(BRIEF):
Copy each line of the entries that contains the word "attuale".
== GIVEN DATA
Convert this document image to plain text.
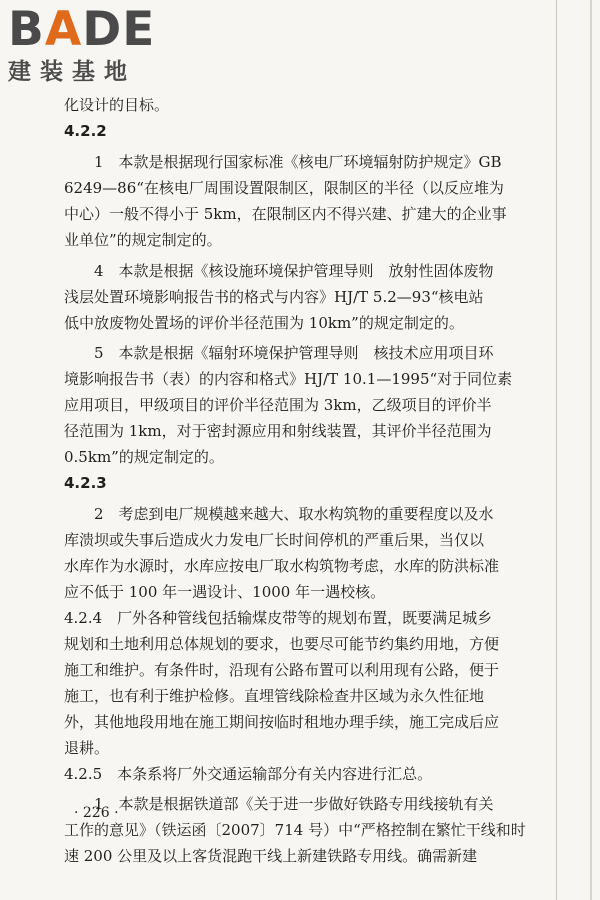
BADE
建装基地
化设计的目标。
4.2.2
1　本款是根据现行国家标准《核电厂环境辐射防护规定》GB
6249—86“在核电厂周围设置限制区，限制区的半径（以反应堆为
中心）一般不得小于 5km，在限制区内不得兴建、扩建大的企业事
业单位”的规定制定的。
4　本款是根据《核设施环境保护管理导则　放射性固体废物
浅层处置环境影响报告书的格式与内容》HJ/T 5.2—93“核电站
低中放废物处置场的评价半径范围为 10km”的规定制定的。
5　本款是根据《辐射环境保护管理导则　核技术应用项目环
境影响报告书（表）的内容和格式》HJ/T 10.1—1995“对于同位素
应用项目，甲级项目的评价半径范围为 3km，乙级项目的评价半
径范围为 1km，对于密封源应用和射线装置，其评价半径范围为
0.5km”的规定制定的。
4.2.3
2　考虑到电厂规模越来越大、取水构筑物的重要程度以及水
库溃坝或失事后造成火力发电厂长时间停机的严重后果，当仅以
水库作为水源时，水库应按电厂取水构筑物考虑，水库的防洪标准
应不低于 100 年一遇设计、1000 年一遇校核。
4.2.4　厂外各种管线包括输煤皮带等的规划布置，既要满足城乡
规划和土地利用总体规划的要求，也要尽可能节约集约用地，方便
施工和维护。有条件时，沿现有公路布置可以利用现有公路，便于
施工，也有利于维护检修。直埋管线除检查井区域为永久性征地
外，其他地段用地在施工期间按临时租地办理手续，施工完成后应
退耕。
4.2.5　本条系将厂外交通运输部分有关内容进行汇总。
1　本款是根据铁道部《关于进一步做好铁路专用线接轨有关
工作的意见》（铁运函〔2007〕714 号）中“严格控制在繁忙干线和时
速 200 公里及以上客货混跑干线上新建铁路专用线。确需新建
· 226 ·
====
== GIVEN DATA
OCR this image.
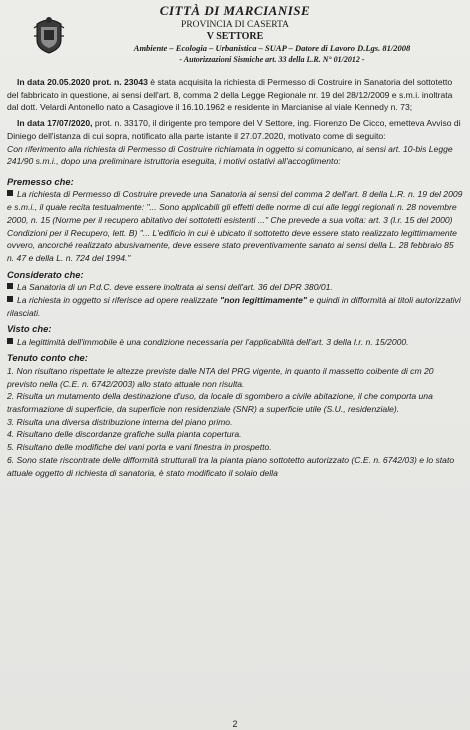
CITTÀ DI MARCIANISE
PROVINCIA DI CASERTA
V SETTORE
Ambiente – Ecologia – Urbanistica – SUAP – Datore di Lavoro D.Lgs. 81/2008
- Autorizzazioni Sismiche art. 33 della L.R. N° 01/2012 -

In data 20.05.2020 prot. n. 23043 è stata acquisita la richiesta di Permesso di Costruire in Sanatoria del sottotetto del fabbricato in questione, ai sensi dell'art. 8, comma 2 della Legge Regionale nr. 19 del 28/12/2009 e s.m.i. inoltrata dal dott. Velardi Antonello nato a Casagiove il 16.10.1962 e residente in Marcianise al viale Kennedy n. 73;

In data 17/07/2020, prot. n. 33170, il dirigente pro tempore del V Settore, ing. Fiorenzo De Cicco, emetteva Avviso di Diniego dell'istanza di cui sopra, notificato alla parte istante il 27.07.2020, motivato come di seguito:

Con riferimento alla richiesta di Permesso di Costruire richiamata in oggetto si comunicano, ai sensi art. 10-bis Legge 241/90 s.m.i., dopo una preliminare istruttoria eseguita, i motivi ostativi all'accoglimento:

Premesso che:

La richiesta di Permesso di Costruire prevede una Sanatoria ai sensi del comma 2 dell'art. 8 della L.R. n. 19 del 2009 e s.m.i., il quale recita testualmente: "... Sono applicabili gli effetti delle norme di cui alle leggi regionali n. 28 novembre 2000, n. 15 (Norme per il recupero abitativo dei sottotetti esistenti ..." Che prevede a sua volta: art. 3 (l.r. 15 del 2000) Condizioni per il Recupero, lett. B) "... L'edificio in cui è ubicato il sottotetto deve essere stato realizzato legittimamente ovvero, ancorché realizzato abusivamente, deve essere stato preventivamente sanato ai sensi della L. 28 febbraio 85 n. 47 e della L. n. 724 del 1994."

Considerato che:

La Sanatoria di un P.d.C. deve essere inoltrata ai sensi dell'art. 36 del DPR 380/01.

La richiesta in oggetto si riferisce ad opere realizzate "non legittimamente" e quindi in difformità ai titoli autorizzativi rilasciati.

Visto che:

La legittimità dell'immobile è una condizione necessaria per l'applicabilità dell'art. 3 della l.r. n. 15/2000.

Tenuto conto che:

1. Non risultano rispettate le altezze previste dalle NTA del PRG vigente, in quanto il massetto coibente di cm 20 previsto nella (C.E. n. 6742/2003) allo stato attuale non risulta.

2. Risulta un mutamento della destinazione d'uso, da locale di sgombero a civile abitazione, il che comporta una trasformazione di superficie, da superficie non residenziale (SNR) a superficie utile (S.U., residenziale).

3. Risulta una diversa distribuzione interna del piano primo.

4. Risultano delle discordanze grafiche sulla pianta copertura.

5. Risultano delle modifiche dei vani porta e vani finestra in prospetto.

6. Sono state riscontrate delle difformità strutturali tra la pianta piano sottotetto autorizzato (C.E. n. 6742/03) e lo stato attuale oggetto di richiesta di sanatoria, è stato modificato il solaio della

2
====
== GIVEN DATA
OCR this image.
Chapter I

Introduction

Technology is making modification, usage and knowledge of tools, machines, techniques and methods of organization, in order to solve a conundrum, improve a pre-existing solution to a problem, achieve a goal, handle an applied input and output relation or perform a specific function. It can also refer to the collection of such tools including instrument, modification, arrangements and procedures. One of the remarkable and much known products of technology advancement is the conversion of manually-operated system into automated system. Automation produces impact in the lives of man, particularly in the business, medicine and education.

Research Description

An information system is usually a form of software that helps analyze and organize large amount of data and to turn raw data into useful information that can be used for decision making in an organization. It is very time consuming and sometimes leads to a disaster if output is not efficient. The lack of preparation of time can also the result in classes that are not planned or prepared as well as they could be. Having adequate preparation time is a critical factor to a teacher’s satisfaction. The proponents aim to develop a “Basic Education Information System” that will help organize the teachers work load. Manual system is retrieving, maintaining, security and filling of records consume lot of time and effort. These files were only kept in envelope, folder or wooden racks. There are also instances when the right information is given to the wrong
====
(SOLUTION TO THIS PROBLEM):
1. Non risultano rispettate le altezze previste dalle NTA del PRG vigente, in quanto il massetto coibente di cm 20 previsto nella (C.E. n. 6742/2003) allo stato attuale non risulta.
6. Sono state riscontrate delle difformità strutturali tra la pianta piano sottotetto autorizzato (C.E. n. 6742/03) e lo stato attuale oggetto di richiesta di sanatoria, è stato modificato il solaio della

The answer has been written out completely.